Problem to work on =>
Output every entry exactly as written, skipping any pictures.

Records =>

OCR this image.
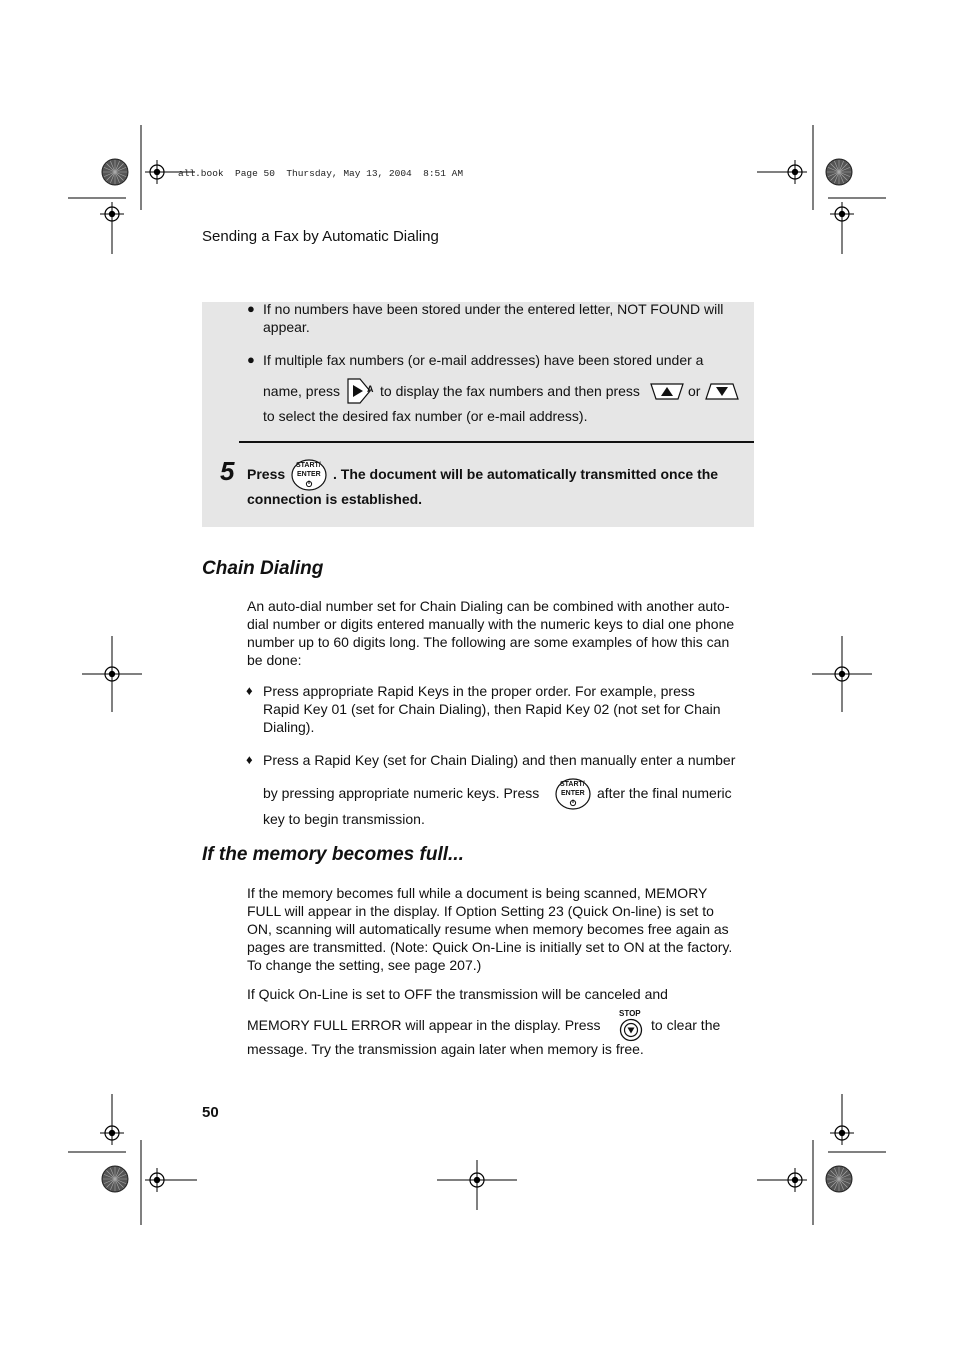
all.book  Page 50  Thursday, May 13, 2004  8:51 AM
Sending a Fax by Automatic Dialing
● If no numbers have been stored under the entered letter, NOT FOUND will
appear.
● If multiple fax numbers (or e-mail addresses) have been stored under a
name, press	A to display the fax numbers and then press	or
to select the desired fax number (or e-mail address).
5 Press
START/
ENTER . The document will be automatically transmitted once the
connection is established.
Chain Dialing
An auto-dial number set for Chain Dialing can be combined with another auto-
dial number or digits entered manually with the numeric keys to dial one phone
number up to 60 digits long. The following are some examples of how this can
be done:
♦ Press appropriate Rapid Keys in the proper order. For example, press
Rapid Key 01 (set for Chain Dialing), then Rapid Key 02 (not set for Chain
Dialing).
♦ Press a Rapid Key (set for Chain Dialing) and then manually enter a number
by pressing appropriate numeric keys. Press
START/
ENTER after the final numeric
key to begin transmission.
If the memory becomes full...
If the memory becomes full while a document is being scanned, MEMORY
FULL will appear in the display. If Option Setting 23 (Quick On-line) is set to
ON, scanning will automatically resume when memory becomes free again as
pages are transmitted. (Note: Quick On-Line is initially set to ON at the factory.
To change the setting, see page 207.)
If Quick On-Line is set to OFF the transmission will be canceled and
MEMORY FULL ERROR will appear in the display. Press
STOP
to clear the
message. Try the transmission again later when memory is free.
50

Result of this exercise =>
OCR this image.
all.book  Page 50  Thursday, May 13, 2004  8:51 AM
Sending a Fax by Automatic Dialing
● If no numbers have been stored under the entered letter, NOT FOUND will
appear.
● If multiple fax numbers (or e-mail addresses) have been stored under a
name, press	A to display the fax numbers and then press	or
to select the desired fax number (or e-mail address).
5 Press
START/
ENTER . The document will be automatically transmitted once the
connection is established.
Chain Dialing
An auto-dial number set for Chain Dialing can be combined with another auto-
dial number or digits entered manually with the numeric keys to dial one phone
number up to 60 digits long. The following are some examples of how this can
be done:
♦ Press appropriate Rapid Keys in the proper order. For example, press
Rapid Key 01 (set for Chain Dialing), then Rapid Key 02 (not set for Chain
Dialing).
♦ Press a Rapid Key (set for Chain Dialing) and then manually enter a number
by pressing appropriate numeric keys. Press
START/
ENTER after the final numeric
key to begin transmission.
If the memory becomes full...
If the memory becomes full while a document is being scanned, MEMORY
FULL will appear in the display. If Option Setting 23 (Quick On-line) is set to
ON, scanning will automatically resume when memory becomes free again as
pages are transmitted. (Note: Quick On-Line is initially set to ON at the factory.
To change the setting, see page 207.)
If Quick On-Line is set to OFF the transmission will be canceled and
MEMORY FULL ERROR will appear in the display. Press
STOP
to clear the
message. Try the transmission again later when memory is free.
50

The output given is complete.